### Provided records
※ ※ ※
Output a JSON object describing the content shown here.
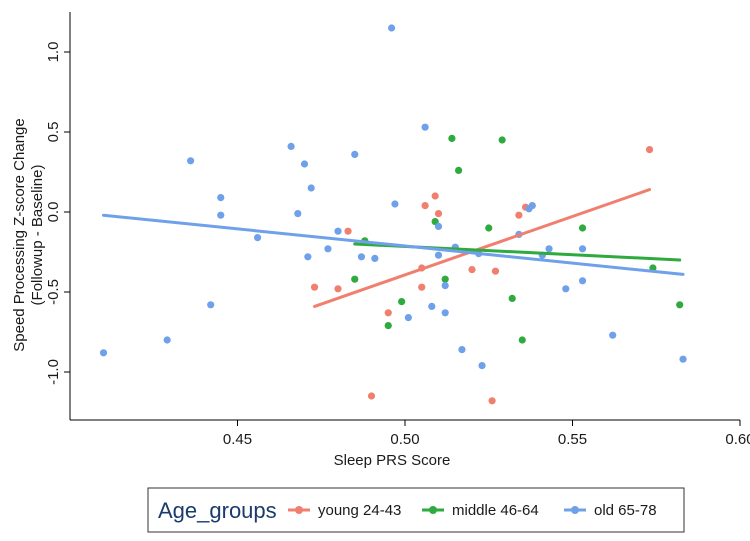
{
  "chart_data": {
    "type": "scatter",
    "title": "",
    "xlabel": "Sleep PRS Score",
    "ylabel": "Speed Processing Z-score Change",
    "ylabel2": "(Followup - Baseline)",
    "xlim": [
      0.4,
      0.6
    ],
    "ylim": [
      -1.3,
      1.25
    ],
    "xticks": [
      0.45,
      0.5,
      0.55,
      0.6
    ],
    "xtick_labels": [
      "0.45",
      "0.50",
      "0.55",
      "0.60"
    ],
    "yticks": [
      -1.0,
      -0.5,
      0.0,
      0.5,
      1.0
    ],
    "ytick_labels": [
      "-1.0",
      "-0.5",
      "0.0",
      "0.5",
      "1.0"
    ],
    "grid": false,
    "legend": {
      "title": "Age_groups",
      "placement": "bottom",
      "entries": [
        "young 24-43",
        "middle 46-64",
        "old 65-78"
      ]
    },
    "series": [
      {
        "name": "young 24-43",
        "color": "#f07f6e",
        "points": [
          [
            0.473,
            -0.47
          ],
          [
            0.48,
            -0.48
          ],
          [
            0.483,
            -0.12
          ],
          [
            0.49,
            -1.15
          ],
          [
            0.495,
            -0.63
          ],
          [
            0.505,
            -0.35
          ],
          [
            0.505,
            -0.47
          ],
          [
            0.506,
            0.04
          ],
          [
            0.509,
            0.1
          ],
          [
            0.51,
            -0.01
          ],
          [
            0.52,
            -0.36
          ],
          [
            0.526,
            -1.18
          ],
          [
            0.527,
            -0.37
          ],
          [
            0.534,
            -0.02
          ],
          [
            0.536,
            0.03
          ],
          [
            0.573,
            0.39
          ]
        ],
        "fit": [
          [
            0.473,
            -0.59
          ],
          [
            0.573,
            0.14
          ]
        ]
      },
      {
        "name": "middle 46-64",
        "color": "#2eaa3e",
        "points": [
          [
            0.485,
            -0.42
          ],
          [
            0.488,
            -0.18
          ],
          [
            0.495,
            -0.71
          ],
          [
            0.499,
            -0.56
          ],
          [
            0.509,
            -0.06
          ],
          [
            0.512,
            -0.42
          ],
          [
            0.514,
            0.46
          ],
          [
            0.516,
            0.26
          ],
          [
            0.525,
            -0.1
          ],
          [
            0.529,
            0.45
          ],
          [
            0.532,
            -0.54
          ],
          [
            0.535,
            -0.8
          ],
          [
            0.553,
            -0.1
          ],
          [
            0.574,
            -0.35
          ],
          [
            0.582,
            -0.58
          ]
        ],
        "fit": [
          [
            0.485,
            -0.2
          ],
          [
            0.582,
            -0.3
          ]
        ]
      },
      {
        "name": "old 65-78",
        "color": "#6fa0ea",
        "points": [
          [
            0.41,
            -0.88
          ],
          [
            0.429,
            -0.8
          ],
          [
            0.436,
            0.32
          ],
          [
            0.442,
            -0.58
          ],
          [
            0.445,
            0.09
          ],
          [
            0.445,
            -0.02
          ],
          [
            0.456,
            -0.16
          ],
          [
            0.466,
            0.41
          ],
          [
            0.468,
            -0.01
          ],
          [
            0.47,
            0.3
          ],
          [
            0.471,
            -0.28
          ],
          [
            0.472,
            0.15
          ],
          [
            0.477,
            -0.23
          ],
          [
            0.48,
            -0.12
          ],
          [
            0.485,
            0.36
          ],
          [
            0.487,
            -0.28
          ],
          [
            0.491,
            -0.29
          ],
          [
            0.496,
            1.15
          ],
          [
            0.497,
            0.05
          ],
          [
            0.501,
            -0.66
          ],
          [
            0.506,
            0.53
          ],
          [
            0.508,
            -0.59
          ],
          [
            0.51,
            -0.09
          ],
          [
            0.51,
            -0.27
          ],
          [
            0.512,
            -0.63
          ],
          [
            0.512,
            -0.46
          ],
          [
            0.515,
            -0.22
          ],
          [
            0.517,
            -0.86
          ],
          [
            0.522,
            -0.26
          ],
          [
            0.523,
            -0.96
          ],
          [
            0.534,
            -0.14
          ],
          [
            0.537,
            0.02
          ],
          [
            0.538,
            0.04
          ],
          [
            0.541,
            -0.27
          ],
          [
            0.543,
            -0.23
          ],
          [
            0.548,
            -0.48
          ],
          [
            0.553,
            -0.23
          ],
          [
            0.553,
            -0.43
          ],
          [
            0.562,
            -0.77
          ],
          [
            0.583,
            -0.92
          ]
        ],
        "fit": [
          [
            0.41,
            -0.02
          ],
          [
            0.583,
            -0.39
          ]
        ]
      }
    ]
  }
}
※ ※ ※
### Given problem
Each entry above is to be written out again unchanged, apart from the pictures, which are left out.

### Response to this task
Output a JSON object describing the content shown here.
{
  "chart_data": {
    "type": "scatter",
    "title": "",
    "xlabel": "Sleep PRS Score",
    "ylabel": "Speed Processing Z-score Change",
    "ylabel2": "(Followup - Baseline)",
    "xlim": [
      0.4,
      0.6
    ],
    "ylim": [
      -1.3,
      1.25
    ],
    "xticks": [
      0.45,
      0.5,
      0.55,
      0.6
    ],
    "xtick_labels": [
      "0.45",
      "0.50",
      "0.55",
      "0.60"
    ],
    "yticks": [
      -1.0,
      -0.5,
      0.0,
      0.5,
      1.0
    ],
    "ytick_labels": [
      "-1.0",
      "-0.5",
      "0.0",
      "0.5",
      "1.0"
    ],
    "grid": false,
    "legend": {
      "title": "Age_groups",
      "placement": "bottom",
      "entries": [
        "young 24-43",
        "middle 46-64",
        "old 65-78"
      ]
    },
    "series": [
      {
        "name": "young 24-43",
        "color": "#f07f6e",
        "points": [
          [
            0.473,
            -0.47
          ],
          [
            0.48,
            -0.48
          ],
          [
            0.483,
            -0.12
          ],
          [
            0.49,
            -1.15
          ],
          [
            0.495,
            -0.63
          ],
          [
            0.505,
            -0.35
          ],
          [
            0.505,
            -0.47
          ],
          [
            0.506,
            0.04
          ],
          [
            0.509,
            0.1
          ],
          [
            0.51,
            -0.01
          ],
          [
            0.52,
            -0.36
          ],
          [
            0.526,
            -1.18
          ],
          [
            0.527,
            -0.37
          ],
          [
            0.534,
            -0.02
          ],
          [
            0.536,
            0.03
          ],
          [
            0.573,
            0.39
          ]
        ],
        "fit": [
          [
            0.473,
            -0.59
          ],
          [
            0.573,
            0.14
          ]
        ]
      },
      {
        "name": "middle 46-64",
        "color": "#2eaa3e",
        "points": [
          [
            0.485,
            -0.42
          ],
          [
            0.488,
            -0.18
          ],
          [
            0.495,
            -0.71
          ],
          [
            0.499,
            -0.56
          ],
          [
            0.509,
            -0.06
          ],
          [
            0.512,
            -0.42
          ],
          [
            0.514,
            0.46
          ],
          [
            0.516,
            0.26
          ],
          [
            0.525,
            -0.1
          ],
          [
            0.529,
            0.45
          ],
          [
            0.532,
            -0.54
          ],
          [
            0.535,
            -0.8
          ],
          [
            0.553,
            -0.1
          ],
          [
            0.574,
            -0.35
          ],
          [
            0.582,
            -0.58
          ]
        ],
        "fit": [
          [
            0.485,
            -0.2
          ],
          [
            0.582,
            -0.3
          ]
        ]
      },
      {
        "name": "old 65-78",
        "color": "#6fa0ea",
        "points": [
          [
            0.41,
            -0.88
          ],
          [
            0.429,
            -0.8
          ],
          [
            0.436,
            0.32
          ],
          [
            0.442,
            -0.58
          ],
          [
            0.445,
            0.09
          ],
          [
            0.445,
            -0.02
          ],
          [
            0.456,
            -0.16
          ],
          [
            0.466,
            0.41
          ],
          [
            0.468,
            -0.01
          ],
          [
            0.47,
            0.3
          ],
          [
            0.471,
            -0.28
          ],
          [
            0.472,
            0.15
          ],
          [
            0.477,
            -0.23
          ],
          [
            0.48,
            -0.12
          ],
          [
            0.485,
            0.36
          ],
          [
            0.487,
            -0.28
          ],
          [
            0.491,
            -0.29
          ],
          [
            0.496,
            1.15
          ],
          [
            0.497,
            0.05
          ],
          [
            0.501,
            -0.66
          ],
          [
            0.506,
            0.53
          ],
          [
            0.508,
            -0.59
          ],
          [
            0.51,
            -0.09
          ],
          [
            0.51,
            -0.27
          ],
          [
            0.512,
            -0.63
          ],
          [
            0.512,
            -0.46
          ],
          [
            0.515,
            -0.22
          ],
          [
            0.517,
            -0.86
          ],
          [
            0.522,
            -0.26
          ],
          [
            0.523,
            -0.96
          ],
          [
            0.534,
            -0.14
          ],
          [
            0.537,
            0.02
          ],
          [
            0.538,
            0.04
          ],
          [
            0.541,
            -0.27
          ],
          [
            0.543,
            -0.23
          ],
          [
            0.548,
            -0.48
          ],
          [
            0.553,
            -0.23
          ],
          [
            0.553,
            -0.43
          ],
          [
            0.562,
            -0.77
          ],
          [
            0.583,
            -0.92
          ]
        ],
        "fit": [
          [
            0.41,
            -0.02
          ],
          [
            0.583,
            -0.39
          ]
        ]
      }
    ]
  }
}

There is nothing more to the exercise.